# Entries shown

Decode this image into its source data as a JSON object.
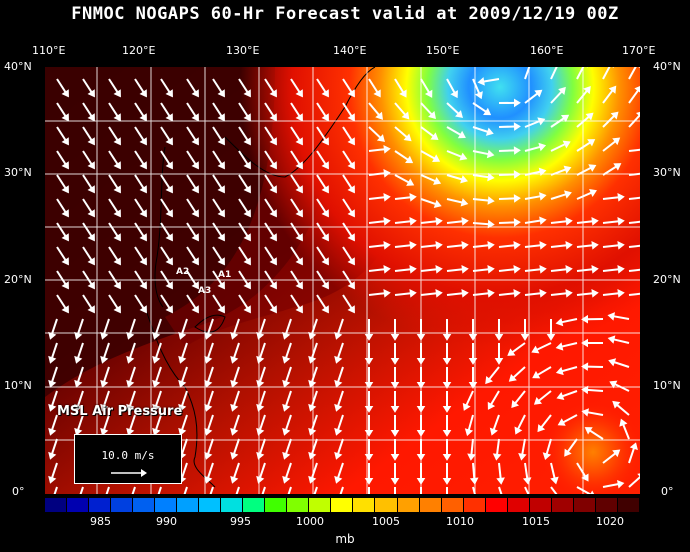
{
  "title": "FNMOC NOGAPS 60-Hr Forecast valid at 2009/12/19 00Z",
  "lon_labels": [
    "110°E",
    "120°E",
    "130°E",
    "140°E",
    "150°E",
    "160°E",
    "170°E"
  ],
  "lat_labels": [
    "40°N",
    "30°N",
    "20°N",
    "10°N",
    "0°"
  ],
  "field_label": "MSL Air Pressure",
  "scale_label": "10.0 m/s",
  "stations": [
    "A2",
    "A1",
    "A3"
  ],
  "colorbar": {
    "unit": "mb",
    "tick_labels": [
      "985",
      "990",
      "995",
      "1000",
      "1005",
      "1010",
      "1015",
      "1020"
    ],
    "colors": [
      "#000080",
      "#0000b0",
      "#0020d0",
      "#0040e0",
      "#0060f0",
      "#0080ff",
      "#00a0ff",
      "#00c0ff",
      "#00e0e0",
      "#00ff80",
      "#40ff00",
      "#80ff00",
      "#c0ff00",
      "#ffff00",
      "#ffe000",
      "#ffc000",
      "#ffa000",
      "#ff8000",
      "#ff6000",
      "#ff3000",
      "#ff0000",
      "#e00000",
      "#c00000",
      "#a00000",
      "#800000",
      "#600000",
      "#400000"
    ]
  },
  "colors": {
    "background": "#000000",
    "high_pressure": "#4a0000",
    "mid_pressure": "#c01000",
    "low_pressure_sea": "#ff2000",
    "cyclone_core": "#40d8f0"
  }
}
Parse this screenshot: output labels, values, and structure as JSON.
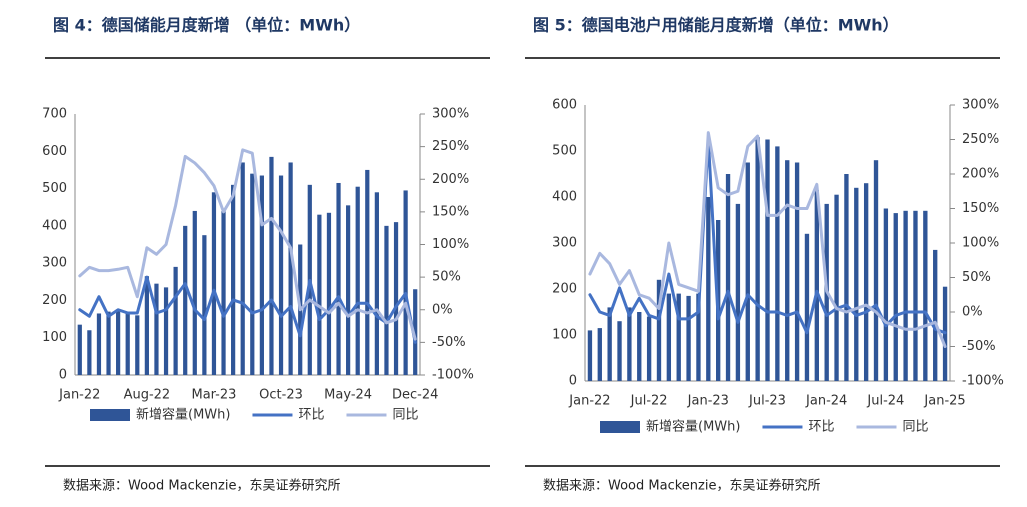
{
  "chart_data": [
    {
      "type": "bar",
      "title": "图 4：德国储能月度新增 （单位：MWh）",
      "source": "数据来源：Wood Mackenzie，东吴证券研究所",
      "categories": [
        "Jan-22",
        null,
        null,
        null,
        null,
        null,
        null,
        "Aug-22",
        null,
        null,
        null,
        null,
        null,
        null,
        "Mar-23",
        null,
        null,
        null,
        null,
        null,
        null,
        "Oct-23",
        null,
        null,
        null,
        null,
        null,
        null,
        "May-24",
        null,
        null,
        null,
        null,
        null,
        null,
        "Dec-24"
      ],
      "series": [
        {
          "name": "新增容量(MWh)",
          "color": "#2f5597",
          "values": [
            135,
            120,
            165,
            170,
            175,
            165,
            160,
            265,
            245,
            235,
            290,
            400,
            440,
            375,
            490,
            440,
            510,
            570,
            540,
            535,
            585,
            535,
            570,
            350,
            510,
            430,
            435,
            515,
            455,
            505,
            550,
            490,
            400,
            410,
            495,
            230
          ]
        },
        {
          "name": "环比",
          "color": "#4472c4",
          "axis": "y2",
          "values": [
            0,
            -10,
            20,
            -10,
            0,
            -5,
            -5,
            50,
            -5,
            0,
            20,
            40,
            0,
            -15,
            30,
            -10,
            15,
            10,
            -5,
            0,
            15,
            -10,
            5,
            -40,
            45,
            -15,
            0,
            20,
            -10,
            10,
            10,
            -10,
            -20,
            5,
            25,
            -50
          ]
        },
        {
          "name": "同比",
          "color": "#a9b8df",
          "axis": "y2",
          "values": [
            52,
            65,
            60,
            60,
            62,
            65,
            20,
            95,
            85,
            100,
            160,
            235,
            225,
            210,
            190,
            150,
            175,
            245,
            240,
            130,
            140,
            120,
            95,
            0,
            15,
            5,
            -5,
            10,
            -10,
            0,
            -5,
            0,
            -20,
            -15,
            10,
            -45
          ]
        }
      ],
      "ylim": [
        0,
        700
      ],
      "yticks": [
        0,
        100,
        200,
        300,
        400,
        500,
        600,
        700
      ],
      "y2lim": [
        -100,
        300
      ],
      "y2ticks": [
        {
          "value": -100,
          "label": "-100%"
        },
        {
          "value": -50,
          "label": "-50%"
        },
        {
          "value": 0,
          "label": "0%"
        },
        {
          "value": 50,
          "label": "50%"
        },
        {
          "value": 100,
          "label": "100%"
        },
        {
          "value": 150,
          "label": "150%"
        },
        {
          "value": 200,
          "label": "200%"
        },
        {
          "value": 250,
          "label": "250%"
        },
        {
          "value": 300,
          "label": "300%"
        }
      ]
    },
    {
      "type": "bar",
      "title": "图 5：德国电池户用储能月度新增（单位：MWh）",
      "source": "数据来源：Wood Mackenzie，东吴证券研究所",
      "categories": [
        "Jan-22",
        null,
        null,
        null,
        null,
        null,
        "Jul-22",
        null,
        null,
        null,
        null,
        null,
        "Jan-23",
        null,
        null,
        null,
        null,
        null,
        "Jul-23",
        null,
        null,
        null,
        null,
        null,
        "Jan-24",
        null,
        null,
        null,
        null,
        null,
        "Jul-24",
        null,
        null,
        null,
        null,
        null,
        "Jan-25"
      ],
      "series": [
        {
          "name": "新增容量(MWh)",
          "color": "#2f5597",
          "values": [
            110,
            115,
            160,
            130,
            160,
            150,
            140,
            220,
            190,
            190,
            185,
            190,
            400,
            350,
            450,
            385,
            475,
            530,
            525,
            510,
            480,
            475,
            320,
            415,
            385,
            405,
            450,
            420,
            430,
            480,
            375,
            365,
            370,
            370,
            370,
            285,
            205
          ]
        },
        {
          "name": "环比",
          "color": "#4472c4",
          "axis": "y2",
          "values": [
            25,
            0,
            -5,
            35,
            -5,
            20,
            -5,
            -10,
            55,
            -10,
            -10,
            0,
            250,
            -10,
            30,
            -15,
            25,
            10,
            0,
            0,
            -5,
            0,
            -30,
            30,
            -5,
            5,
            10,
            -5,
            0,
            10,
            -20,
            -5,
            0,
            0,
            0,
            -25,
            -30
          ]
        },
        {
          "name": "同比",
          "color": "#a9b8df",
          "axis": "y2",
          "values": [
            55,
            85,
            70,
            40,
            60,
            25,
            20,
            5,
            100,
            40,
            35,
            30,
            260,
            180,
            170,
            175,
            240,
            255,
            140,
            140,
            155,
            150,
            150,
            185,
            30,
            5,
            0,
            5,
            10,
            0,
            -15,
            -20,
            -25,
            -25,
            -20,
            -15,
            -50
          ]
        }
      ],
      "ylim": [
        0,
        600
      ],
      "yticks": [
        0,
        100,
        200,
        300,
        400,
        500,
        600
      ],
      "y2lim": [
        -100,
        300
      ],
      "y2ticks": [
        {
          "value": -100,
          "label": "-100%"
        },
        {
          "value": -50,
          "label": "-50%"
        },
        {
          "value": 0,
          "label": "0%"
        },
        {
          "value": 50,
          "label": "50%"
        },
        {
          "value": 100,
          "label": "100%"
        },
        {
          "value": 150,
          "label": "150%"
        },
        {
          "value": 200,
          "label": "200%"
        },
        {
          "value": 250,
          "label": "250%"
        },
        {
          "value": 300,
          "label": "300%"
        }
      ]
    }
  ]
}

# Set task
Word for word, quote the full listing, omitting every picture.

# Answer to the task
Decode this image into its source data as a JSON object.
{
  "title": "FNMOC NOGAPS 60-Hr Forecast valid at 2009/12/19 00Z",
  "lon_labels": [
    "110°E",
    "120°E",
    "130°E",
    "140°E",
    "150°E",
    "160°E",
    "170°E"
  ],
  "lat_labels": [
    "40°N",
    "30°N",
    "20°N",
    "10°N",
    "0°"
  ],
  "field_label": "MSL Air Pressure",
  "scale_label": "10.0 m/s",
  "stations": [
    "A2",
    "A1",
    "A3"
  ],
  "colorbar": {
    "unit": "mb",
    "tick_labels": [
      "985",
      "990",
      "995",
      "1000",
      "1005",
      "1010",
      "1015",
      "1020"
    ],
    "colors": [
      "#000080",
      "#0000b0",
      "#0020d0",
      "#0040e0",
      "#0060f0",
      "#0080ff",
      "#00a0ff",
      "#00c0ff",
      "#00e0e0",
      "#00ff80",
      "#40ff00",
      "#80ff00",
      "#c0ff00",
      "#ffff00",
      "#ffe000",
      "#ffc000",
      "#ffa000",
      "#ff8000",
      "#ff6000",
      "#ff3000",
      "#ff0000",
      "#e00000",
      "#c00000",
      "#a00000",
      "#800000",
      "#600000",
      "#400000"
    ]
  },
  "colors": {
    "background": "#000000",
    "high_pressure": "#4a0000",
    "mid_pressure": "#c01000",
    "low_pressure_sea": "#ff2000",
    "cyclone_core": "#40d8f0"
  }
}
Parse this screenshot: output labels, values, and structure as JSON.
{
  "chart_data": [
    {
      "type": "bar",
      "title": "图 4：德国储能月度新增 （单位：MWh）",
      "source": "数据来源：Wood Mackenzie，东吴证券研究所",
      "categories": [
        "Jan-22",
        null,
        null,
        null,
        null,
        null,
        null,
        "Aug-22",
        null,
        null,
        null,
        null,
        null,
        null,
        "Mar-23",
        null,
        null,
        null,
        null,
        null,
        null,
        "Oct-23",
        null,
        null,
        null,
        null,
        null,
        null,
        "May-24",
        null,
        null,
        null,
        null,
        null,
        null,
        "Dec-24"
      ],
      "series": [
        {
          "name": "新增容量(MWh)",
          "color": "#2f5597",
          "values": [
            135,
            120,
            165,
            170,
            175,
            165,
            160,
            265,
            245,
            235,
            290,
            400,
            440,
            375,
            490,
            440,
            510,
            570,
            540,
            535,
            585,
            535,
            570,
            350,
            510,
            430,
            435,
            515,
            455,
            505,
            550,
            490,
            400,
            410,
            495,
            230
          ]
        },
        {
          "name": "环比",
          "color": "#4472c4",
          "axis": "y2",
          "values": [
            0,
            -10,
            20,
            -10,
            0,
            -5,
            -5,
            50,
            -5,
            0,
            20,
            40,
            0,
            -15,
            30,
            -10,
            15,
            10,
            -5,
            0,
            15,
            -10,
            5,
            -40,
            45,
            -15,
            0,
            20,
            -10,
            10,
            10,
            -10,
            -20,
            5,
            25,
            -50
          ]
        },
        {
          "name": "同比",
          "color": "#a9b8df",
          "axis": "y2",
          "values": [
            52,
            65,
            60,
            60,
            62,
            65,
            20,
            95,
            85,
            100,
            160,
            235,
            225,
            210,
            190,
            150,
            175,
            245,
            240,
            130,
            140,
            120,
            95,
            0,
            15,
            5,
            -5,
            10,
            -10,
            0,
            -5,
            0,
            -20,
            -15,
            10,
            -45
          ]
        }
      ],
      "ylim": [
        0,
        700
      ],
      "yticks": [
        0,
        100,
        200,
        300,
        400,
        500,
        600,
        700
      ],
      "y2lim": [
        -100,
        300
      ],
      "y2ticks": [
        {
          "value": -100,
          "label": "-100%"
        },
        {
          "value": -50,
          "label": "-50%"
        },
        {
          "value": 0,
          "label": "0%"
        },
        {
          "value": 50,
          "label": "50%"
        },
        {
          "value": 100,
          "label": "100%"
        },
        {
          "value": 150,
          "label": "150%"
        },
        {
          "value": 200,
          "label": "200%"
        },
        {
          "value": 250,
          "label": "250%"
        },
        {
          "value": 300,
          "label": "300%"
        }
      ]
    },
    {
      "type": "bar",
      "title": "图 5：德国电池户用储能月度新增（单位：MWh）",
      "source": "数据来源：Wood Mackenzie，东吴证券研究所",
      "categories": [
        "Jan-22",
        null,
        null,
        null,
        null,
        null,
        "Jul-22",
        null,
        null,
        null,
        null,
        null,
        "Jan-23",
        null,
        null,
        null,
        null,
        null,
        "Jul-23",
        null,
        null,
        null,
        null,
        null,
        "Jan-24",
        null,
        null,
        null,
        null,
        null,
        "Jul-24",
        null,
        null,
        null,
        null,
        null,
        "Jan-25"
      ],
      "series": [
        {
          "name": "新增容量(MWh)",
          "color": "#2f5597",
          "values": [
            110,
            115,
            160,
            130,
            160,
            150,
            140,
            220,
            190,
            190,
            185,
            190,
            400,
            350,
            450,
            385,
            475,
            530,
            525,
            510,
            480,
            475,
            320,
            415,
            385,
            405,
            450,
            420,
            430,
            480,
            375,
            365,
            370,
            370,
            370,
            285,
            205
          ]
        },
        {
          "name": "环比",
          "color": "#4472c4",
          "axis": "y2",
          "values": [
            25,
            0,
            -5,
            35,
            -5,
            20,
            -5,
            -10,
            55,
            -10,
            -10,
            0,
            250,
            -10,
            30,
            -15,
            25,
            10,
            0,
            0,
            -5,
            0,
            -30,
            30,
            -5,
            5,
            10,
            -5,
            0,
            10,
            -20,
            -5,
            0,
            0,
            0,
            -25,
            -30
          ]
        },
        {
          "name": "同比",
          "color": "#a9b8df",
          "axis": "y2",
          "values": [
            55,
            85,
            70,
            40,
            60,
            25,
            20,
            5,
            100,
            40,
            35,
            30,
            260,
            180,
            170,
            175,
            240,
            255,
            140,
            140,
            155,
            150,
            150,
            185,
            30,
            5,
            0,
            5,
            10,
            0,
            -15,
            -20,
            -25,
            -25,
            -20,
            -15,
            -50
          ]
        }
      ],
      "ylim": [
        0,
        600
      ],
      "yticks": [
        0,
        100,
        200,
        300,
        400,
        500,
        600
      ],
      "y2lim": [
        -100,
        300
      ],
      "y2ticks": [
        {
          "value": -100,
          "label": "-100%"
        },
        {
          "value": -50,
          "label": "-50%"
        },
        {
          "value": 0,
          "label": "0%"
        },
        {
          "value": 50,
          "label": "50%"
        },
        {
          "value": 100,
          "label": "100%"
        },
        {
          "value": 150,
          "label": "150%"
        },
        {
          "value": 200,
          "label": "200%"
        },
        {
          "value": 250,
          "label": "250%"
        },
        {
          "value": 300,
          "label": "300%"
        }
      ]
    }
  ]
}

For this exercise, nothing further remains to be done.